The data must be returned in full and exactly as given.

## ENTRIES SUPPLIED
____
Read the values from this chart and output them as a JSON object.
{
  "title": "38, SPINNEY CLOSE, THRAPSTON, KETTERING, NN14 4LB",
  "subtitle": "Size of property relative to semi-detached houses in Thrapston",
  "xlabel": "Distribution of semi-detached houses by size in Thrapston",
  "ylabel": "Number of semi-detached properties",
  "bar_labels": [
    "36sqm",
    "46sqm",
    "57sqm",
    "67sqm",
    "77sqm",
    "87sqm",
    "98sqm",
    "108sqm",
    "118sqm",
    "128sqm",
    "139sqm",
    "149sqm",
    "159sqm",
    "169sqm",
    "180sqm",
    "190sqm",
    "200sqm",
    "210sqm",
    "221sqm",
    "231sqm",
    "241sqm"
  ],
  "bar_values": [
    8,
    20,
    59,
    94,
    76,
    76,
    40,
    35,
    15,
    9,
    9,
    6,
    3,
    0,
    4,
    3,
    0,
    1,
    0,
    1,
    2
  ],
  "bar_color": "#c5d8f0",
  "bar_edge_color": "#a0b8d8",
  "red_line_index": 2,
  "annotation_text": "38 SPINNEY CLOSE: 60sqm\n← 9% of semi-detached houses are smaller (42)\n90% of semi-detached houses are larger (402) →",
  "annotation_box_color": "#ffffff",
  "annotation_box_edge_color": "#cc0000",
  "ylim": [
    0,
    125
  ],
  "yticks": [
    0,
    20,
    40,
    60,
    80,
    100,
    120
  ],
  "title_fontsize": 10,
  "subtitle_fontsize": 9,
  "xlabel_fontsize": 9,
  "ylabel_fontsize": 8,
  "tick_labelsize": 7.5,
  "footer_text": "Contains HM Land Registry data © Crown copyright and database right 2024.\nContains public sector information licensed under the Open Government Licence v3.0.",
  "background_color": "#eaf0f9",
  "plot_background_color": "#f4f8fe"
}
____
## RESULT BELOW
Read the values from this chart and output them as a JSON object.
{
  "title": "38, SPINNEY CLOSE, THRAPSTON, KETTERING, NN14 4LB",
  "subtitle": "Size of property relative to semi-detached houses in Thrapston",
  "xlabel": "Distribution of semi-detached houses by size in Thrapston",
  "ylabel": "Number of semi-detached properties",
  "bar_labels": [
    "36sqm",
    "46sqm",
    "57sqm",
    "67sqm",
    "77sqm",
    "87sqm",
    "98sqm",
    "108sqm",
    "118sqm",
    "128sqm",
    "139sqm",
    "149sqm",
    "159sqm",
    "169sqm",
    "180sqm",
    "190sqm",
    "200sqm",
    "210sqm",
    "221sqm",
    "231sqm",
    "241sqm"
  ],
  "bar_values": [
    8,
    20,
    59,
    94,
    76,
    76,
    40,
    35,
    15,
    9,
    9,
    6,
    3,
    0,
    4,
    3,
    0,
    1,
    0,
    1,
    2
  ],
  "bar_color": "#c5d8f0",
  "bar_edge_color": "#a0b8d8",
  "red_line_index": 2,
  "annotation_text": "38 SPINNEY CLOSE: 60sqm\n← 9% of semi-detached houses are smaller (42)\n90% of semi-detached houses are larger (402) →",
  "annotation_box_color": "#ffffff",
  "annotation_box_edge_color": "#cc0000",
  "ylim": [
    0,
    125
  ],
  "yticks": [
    0,
    20,
    40,
    60,
    80,
    100,
    120
  ],
  "title_fontsize": 10,
  "subtitle_fontsize": 9,
  "xlabel_fontsize": 9,
  "ylabel_fontsize": 8,
  "tick_labelsize": 7.5,
  "footer_text": "Contains HM Land Registry data © Crown copyright and database right 2024.\nContains public sector information licensed under the Open Government Licence v3.0.",
  "background_color": "#eaf0f9",
  "plot_background_color": "#f4f8fe"
}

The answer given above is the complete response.